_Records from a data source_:
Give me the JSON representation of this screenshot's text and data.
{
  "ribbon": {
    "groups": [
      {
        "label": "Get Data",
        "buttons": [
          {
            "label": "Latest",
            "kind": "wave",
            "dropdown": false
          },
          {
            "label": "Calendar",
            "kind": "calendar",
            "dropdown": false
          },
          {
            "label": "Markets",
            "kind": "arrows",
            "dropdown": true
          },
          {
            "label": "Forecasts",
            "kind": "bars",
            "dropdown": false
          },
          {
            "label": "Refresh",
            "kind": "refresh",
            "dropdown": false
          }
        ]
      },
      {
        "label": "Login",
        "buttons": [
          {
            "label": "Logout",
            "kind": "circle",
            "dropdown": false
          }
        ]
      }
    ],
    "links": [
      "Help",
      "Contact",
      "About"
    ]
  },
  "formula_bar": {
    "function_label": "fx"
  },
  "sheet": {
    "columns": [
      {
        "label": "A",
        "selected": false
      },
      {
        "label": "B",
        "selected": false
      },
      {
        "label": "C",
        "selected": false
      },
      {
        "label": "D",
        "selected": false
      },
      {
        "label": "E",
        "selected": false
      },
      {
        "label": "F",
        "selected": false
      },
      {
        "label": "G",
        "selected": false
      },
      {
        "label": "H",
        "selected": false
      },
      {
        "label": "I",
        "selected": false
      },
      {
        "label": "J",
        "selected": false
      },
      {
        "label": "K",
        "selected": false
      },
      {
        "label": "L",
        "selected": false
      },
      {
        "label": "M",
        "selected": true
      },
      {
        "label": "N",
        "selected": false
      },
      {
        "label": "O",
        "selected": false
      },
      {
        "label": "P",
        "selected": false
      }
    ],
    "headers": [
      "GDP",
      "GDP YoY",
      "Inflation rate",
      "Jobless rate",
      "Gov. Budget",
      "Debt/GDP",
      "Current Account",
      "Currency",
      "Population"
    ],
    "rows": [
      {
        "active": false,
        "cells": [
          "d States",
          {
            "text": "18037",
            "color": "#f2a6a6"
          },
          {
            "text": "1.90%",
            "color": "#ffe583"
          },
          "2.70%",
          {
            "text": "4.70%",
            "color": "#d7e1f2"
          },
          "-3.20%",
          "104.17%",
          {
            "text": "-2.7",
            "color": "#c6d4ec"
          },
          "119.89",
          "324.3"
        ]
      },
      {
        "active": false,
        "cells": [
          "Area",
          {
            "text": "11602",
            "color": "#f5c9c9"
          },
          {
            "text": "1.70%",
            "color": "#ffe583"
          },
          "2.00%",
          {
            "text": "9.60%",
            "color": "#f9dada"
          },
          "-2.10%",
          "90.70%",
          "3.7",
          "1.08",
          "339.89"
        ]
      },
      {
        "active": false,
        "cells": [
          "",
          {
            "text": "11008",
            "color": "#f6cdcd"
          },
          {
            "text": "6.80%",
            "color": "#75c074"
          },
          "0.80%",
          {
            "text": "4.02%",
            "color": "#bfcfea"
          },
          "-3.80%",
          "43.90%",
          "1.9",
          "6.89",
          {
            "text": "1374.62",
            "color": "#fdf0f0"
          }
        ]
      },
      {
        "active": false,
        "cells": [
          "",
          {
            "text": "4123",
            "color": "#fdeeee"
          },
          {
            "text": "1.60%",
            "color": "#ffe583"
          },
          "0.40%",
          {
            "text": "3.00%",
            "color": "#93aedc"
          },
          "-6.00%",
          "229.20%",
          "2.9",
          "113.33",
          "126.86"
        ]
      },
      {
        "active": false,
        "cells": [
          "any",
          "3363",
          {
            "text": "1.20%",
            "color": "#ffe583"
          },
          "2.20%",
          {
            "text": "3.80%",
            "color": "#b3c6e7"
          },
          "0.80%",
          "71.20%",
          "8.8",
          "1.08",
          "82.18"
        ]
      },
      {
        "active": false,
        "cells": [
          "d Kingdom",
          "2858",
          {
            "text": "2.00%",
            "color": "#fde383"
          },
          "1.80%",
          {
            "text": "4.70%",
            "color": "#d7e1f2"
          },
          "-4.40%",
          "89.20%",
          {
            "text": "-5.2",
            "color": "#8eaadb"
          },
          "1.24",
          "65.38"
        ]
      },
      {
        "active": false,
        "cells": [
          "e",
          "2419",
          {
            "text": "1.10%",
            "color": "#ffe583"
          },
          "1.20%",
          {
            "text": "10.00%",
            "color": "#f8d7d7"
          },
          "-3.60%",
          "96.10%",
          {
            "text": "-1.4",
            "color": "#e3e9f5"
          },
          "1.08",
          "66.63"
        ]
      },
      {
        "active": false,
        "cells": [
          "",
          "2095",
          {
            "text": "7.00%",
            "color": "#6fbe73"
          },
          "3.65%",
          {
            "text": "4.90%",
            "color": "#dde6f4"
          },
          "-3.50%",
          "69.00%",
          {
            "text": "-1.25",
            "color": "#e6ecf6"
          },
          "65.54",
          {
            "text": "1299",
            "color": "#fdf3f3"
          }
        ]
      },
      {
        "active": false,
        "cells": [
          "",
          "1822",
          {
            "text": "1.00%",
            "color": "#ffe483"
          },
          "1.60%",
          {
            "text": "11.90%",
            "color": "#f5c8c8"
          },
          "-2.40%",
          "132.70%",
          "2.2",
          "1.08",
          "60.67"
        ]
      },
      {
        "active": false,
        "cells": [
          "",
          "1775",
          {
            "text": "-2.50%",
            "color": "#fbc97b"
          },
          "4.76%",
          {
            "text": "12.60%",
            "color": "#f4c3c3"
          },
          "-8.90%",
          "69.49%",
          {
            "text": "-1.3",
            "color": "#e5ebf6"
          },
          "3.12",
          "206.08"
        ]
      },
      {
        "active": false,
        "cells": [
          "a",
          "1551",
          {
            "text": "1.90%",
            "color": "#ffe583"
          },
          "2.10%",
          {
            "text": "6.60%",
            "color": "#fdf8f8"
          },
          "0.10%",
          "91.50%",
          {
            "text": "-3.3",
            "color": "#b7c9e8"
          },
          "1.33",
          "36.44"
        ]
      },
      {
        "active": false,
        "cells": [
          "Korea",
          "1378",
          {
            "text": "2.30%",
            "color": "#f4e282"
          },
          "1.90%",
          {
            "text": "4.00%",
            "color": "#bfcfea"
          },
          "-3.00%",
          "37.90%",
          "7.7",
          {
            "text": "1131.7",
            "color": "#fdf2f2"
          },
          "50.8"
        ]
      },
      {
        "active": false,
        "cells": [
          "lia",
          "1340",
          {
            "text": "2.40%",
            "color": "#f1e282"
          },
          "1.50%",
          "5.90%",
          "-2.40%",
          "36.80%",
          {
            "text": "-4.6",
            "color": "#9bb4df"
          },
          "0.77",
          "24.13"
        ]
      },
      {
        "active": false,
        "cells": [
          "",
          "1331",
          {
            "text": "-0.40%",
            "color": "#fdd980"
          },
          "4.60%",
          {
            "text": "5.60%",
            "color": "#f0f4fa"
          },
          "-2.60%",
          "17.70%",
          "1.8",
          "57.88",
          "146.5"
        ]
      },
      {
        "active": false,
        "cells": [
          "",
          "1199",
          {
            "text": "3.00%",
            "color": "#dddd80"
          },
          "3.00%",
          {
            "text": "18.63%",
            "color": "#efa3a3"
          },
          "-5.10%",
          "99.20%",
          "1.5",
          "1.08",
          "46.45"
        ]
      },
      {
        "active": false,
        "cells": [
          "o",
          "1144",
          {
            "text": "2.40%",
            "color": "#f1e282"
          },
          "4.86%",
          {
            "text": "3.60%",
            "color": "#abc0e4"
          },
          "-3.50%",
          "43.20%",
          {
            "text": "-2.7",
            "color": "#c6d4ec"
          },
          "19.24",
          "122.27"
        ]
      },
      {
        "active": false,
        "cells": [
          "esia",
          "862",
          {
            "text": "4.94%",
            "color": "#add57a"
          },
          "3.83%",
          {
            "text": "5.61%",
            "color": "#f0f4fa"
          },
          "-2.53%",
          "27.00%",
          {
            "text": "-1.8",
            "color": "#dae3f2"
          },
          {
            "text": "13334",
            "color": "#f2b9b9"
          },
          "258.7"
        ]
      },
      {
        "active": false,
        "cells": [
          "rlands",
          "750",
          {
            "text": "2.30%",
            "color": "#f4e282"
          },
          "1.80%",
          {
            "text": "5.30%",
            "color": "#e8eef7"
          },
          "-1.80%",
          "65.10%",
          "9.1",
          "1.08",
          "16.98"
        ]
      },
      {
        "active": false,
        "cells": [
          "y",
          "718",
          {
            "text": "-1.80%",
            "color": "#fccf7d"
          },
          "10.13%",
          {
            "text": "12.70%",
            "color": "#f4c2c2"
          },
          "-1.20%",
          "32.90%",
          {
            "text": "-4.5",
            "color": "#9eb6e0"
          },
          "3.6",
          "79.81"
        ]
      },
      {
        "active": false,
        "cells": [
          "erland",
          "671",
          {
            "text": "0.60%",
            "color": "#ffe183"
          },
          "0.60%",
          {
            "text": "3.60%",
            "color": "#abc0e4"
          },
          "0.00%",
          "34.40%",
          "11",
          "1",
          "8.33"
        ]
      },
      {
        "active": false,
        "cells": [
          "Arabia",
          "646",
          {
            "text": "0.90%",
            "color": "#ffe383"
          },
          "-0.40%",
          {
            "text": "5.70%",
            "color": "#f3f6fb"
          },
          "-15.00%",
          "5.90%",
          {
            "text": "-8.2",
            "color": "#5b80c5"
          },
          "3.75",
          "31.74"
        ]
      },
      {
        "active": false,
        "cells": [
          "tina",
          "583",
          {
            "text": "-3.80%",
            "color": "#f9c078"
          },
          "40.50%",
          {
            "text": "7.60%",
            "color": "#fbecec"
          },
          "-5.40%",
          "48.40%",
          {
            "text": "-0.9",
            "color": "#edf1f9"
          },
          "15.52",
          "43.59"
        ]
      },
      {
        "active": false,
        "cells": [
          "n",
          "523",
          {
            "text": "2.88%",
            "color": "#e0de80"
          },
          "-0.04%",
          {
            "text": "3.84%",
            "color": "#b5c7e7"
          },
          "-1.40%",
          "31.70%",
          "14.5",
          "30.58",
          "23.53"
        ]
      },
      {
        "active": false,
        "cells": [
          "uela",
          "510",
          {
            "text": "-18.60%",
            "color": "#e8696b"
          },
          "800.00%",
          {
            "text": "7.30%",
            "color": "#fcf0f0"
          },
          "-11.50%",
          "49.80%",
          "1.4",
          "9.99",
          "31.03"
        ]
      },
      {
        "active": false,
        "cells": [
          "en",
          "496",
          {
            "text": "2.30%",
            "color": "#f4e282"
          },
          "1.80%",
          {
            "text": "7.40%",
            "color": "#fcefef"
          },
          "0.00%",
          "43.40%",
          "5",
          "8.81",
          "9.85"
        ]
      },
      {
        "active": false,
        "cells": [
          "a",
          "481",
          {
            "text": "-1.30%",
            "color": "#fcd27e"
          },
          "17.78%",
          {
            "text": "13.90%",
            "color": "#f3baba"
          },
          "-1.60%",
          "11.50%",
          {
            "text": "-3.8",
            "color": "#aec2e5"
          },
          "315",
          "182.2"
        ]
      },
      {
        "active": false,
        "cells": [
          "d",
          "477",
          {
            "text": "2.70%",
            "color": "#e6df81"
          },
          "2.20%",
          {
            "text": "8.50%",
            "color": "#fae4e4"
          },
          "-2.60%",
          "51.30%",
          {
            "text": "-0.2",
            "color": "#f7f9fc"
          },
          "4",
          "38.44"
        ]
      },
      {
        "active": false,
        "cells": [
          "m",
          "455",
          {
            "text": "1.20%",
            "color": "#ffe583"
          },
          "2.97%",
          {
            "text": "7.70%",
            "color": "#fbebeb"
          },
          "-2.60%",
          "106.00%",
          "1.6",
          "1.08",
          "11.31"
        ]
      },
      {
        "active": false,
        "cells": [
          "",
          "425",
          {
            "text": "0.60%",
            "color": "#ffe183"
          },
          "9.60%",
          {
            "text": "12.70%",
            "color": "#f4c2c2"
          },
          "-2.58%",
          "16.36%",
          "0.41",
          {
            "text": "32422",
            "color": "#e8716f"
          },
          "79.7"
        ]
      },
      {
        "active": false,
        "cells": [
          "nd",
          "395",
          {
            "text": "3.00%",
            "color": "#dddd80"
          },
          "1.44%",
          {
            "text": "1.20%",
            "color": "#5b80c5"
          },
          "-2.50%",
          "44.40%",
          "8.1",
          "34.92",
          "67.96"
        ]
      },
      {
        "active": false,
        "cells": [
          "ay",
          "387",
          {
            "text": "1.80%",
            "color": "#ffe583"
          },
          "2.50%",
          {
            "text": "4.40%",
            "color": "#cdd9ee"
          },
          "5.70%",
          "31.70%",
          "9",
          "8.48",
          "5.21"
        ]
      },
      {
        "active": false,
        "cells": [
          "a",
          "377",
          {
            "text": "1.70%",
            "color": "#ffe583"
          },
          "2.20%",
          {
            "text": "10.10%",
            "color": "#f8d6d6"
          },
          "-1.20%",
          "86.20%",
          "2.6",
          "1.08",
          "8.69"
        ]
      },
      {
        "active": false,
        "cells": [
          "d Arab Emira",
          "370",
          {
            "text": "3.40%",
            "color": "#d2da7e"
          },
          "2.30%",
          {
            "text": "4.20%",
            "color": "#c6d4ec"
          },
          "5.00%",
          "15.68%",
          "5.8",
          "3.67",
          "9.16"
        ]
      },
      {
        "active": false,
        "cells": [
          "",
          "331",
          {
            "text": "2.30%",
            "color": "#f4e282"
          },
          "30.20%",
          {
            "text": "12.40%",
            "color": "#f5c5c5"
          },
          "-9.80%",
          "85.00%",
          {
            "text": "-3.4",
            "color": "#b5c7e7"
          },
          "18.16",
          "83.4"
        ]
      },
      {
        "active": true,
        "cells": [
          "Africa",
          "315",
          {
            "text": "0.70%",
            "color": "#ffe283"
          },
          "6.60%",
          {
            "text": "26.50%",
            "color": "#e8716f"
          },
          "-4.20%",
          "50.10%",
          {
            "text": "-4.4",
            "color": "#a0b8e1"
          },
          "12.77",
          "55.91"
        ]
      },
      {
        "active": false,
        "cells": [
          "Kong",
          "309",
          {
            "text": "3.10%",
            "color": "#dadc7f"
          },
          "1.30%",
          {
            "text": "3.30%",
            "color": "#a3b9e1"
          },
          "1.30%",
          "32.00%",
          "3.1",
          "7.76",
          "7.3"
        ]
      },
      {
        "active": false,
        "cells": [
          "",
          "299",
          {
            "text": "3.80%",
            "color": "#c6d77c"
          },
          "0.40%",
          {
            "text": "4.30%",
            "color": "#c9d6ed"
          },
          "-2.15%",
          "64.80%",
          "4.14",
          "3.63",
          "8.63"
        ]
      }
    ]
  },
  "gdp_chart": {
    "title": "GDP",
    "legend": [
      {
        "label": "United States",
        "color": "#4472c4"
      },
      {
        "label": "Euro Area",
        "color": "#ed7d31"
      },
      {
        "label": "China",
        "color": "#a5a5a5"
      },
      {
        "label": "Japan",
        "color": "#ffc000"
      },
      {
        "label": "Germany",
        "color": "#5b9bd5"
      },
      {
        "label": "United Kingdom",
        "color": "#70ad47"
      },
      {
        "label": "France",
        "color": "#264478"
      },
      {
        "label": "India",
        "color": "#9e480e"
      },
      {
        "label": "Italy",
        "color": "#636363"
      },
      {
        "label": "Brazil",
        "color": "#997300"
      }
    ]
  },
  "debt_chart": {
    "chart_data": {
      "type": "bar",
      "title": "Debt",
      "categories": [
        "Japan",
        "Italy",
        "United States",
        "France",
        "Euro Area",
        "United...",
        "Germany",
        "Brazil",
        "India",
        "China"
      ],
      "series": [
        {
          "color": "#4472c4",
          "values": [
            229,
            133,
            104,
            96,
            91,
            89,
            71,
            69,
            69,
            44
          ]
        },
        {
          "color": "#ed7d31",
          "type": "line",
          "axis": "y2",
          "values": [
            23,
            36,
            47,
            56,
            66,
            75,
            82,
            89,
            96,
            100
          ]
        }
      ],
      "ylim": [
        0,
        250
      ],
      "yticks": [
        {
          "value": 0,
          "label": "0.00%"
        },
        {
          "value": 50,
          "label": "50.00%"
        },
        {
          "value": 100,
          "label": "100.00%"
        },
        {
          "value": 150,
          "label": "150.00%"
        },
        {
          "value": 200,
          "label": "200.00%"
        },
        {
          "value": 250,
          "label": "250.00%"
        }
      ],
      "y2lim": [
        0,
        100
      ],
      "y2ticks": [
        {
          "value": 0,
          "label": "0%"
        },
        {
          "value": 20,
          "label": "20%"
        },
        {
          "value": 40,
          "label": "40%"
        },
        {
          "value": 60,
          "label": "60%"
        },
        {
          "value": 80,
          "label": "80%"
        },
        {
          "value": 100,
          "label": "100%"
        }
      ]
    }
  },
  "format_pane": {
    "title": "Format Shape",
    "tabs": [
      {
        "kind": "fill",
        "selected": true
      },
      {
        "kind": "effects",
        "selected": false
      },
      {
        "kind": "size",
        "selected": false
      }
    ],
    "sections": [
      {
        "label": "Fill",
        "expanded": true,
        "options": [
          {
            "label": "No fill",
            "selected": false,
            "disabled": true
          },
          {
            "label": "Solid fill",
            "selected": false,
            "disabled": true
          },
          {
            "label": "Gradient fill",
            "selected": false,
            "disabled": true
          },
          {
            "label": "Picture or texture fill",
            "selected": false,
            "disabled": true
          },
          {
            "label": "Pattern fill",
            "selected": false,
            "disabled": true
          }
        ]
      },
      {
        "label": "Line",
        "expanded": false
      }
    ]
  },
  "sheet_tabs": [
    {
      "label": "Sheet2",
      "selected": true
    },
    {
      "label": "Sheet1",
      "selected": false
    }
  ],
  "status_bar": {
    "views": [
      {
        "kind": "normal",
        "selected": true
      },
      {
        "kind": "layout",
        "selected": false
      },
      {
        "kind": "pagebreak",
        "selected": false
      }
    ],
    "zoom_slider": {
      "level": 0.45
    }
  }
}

_GOAL OF THE EXERCISE_: Wherever "title" shows up in a line, copy that line.

_EXERCISE SOLUTION_:
    "title": "GDP",
      "title": "Debt",
    "title": "Format Shape",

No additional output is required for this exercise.